-- BEGIN --
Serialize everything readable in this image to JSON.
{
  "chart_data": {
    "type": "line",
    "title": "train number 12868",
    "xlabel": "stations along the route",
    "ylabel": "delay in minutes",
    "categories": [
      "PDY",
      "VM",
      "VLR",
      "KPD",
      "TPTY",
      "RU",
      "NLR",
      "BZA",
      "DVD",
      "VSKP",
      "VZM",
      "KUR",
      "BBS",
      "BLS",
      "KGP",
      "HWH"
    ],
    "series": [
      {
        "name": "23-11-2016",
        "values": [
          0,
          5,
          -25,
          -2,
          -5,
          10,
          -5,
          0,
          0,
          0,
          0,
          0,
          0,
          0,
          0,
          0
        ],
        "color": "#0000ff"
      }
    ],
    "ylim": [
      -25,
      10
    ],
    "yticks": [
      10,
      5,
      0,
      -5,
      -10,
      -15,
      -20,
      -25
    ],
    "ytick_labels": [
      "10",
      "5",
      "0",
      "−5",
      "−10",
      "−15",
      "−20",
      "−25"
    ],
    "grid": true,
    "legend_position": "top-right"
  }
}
-- END --
-- BEGIN --
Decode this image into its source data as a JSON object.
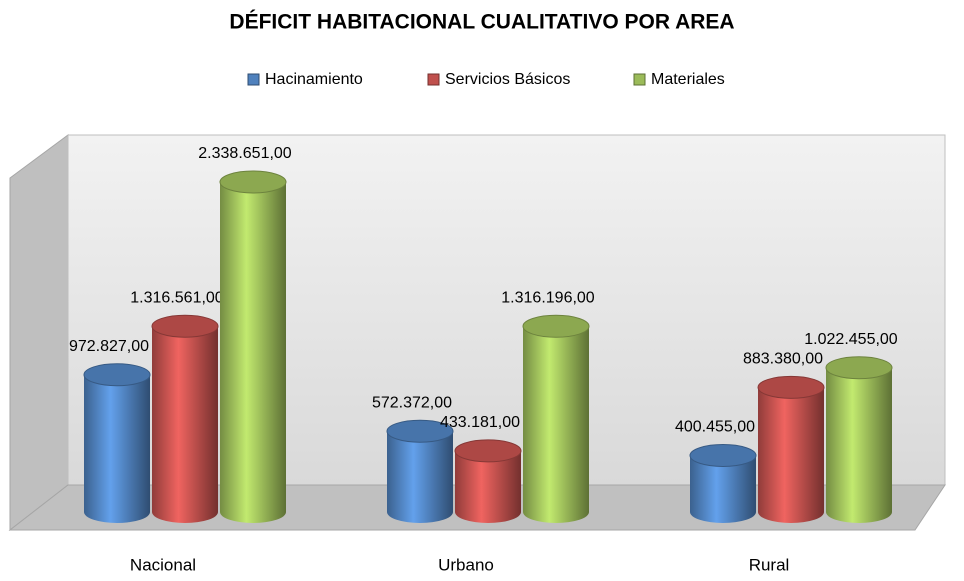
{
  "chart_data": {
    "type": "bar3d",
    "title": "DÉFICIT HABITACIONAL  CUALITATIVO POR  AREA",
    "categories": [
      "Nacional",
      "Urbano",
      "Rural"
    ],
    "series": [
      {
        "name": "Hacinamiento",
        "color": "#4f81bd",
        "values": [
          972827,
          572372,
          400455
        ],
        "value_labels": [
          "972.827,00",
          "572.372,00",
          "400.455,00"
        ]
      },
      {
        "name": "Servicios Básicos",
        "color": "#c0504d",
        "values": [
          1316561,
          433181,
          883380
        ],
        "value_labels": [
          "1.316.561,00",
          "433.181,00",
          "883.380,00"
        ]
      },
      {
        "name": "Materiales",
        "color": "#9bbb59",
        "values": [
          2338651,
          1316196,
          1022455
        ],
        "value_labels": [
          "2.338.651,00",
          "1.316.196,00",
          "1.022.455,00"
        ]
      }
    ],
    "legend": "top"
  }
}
-- END --
_Exercise_: Find all the lines containing "color" in the material, then copy them.

_Answer to the exercise_:
        "color": "#0000ff"
        "color": "#4f81bd",
        "color": "#c0504d",
        "color": "#9bbb59",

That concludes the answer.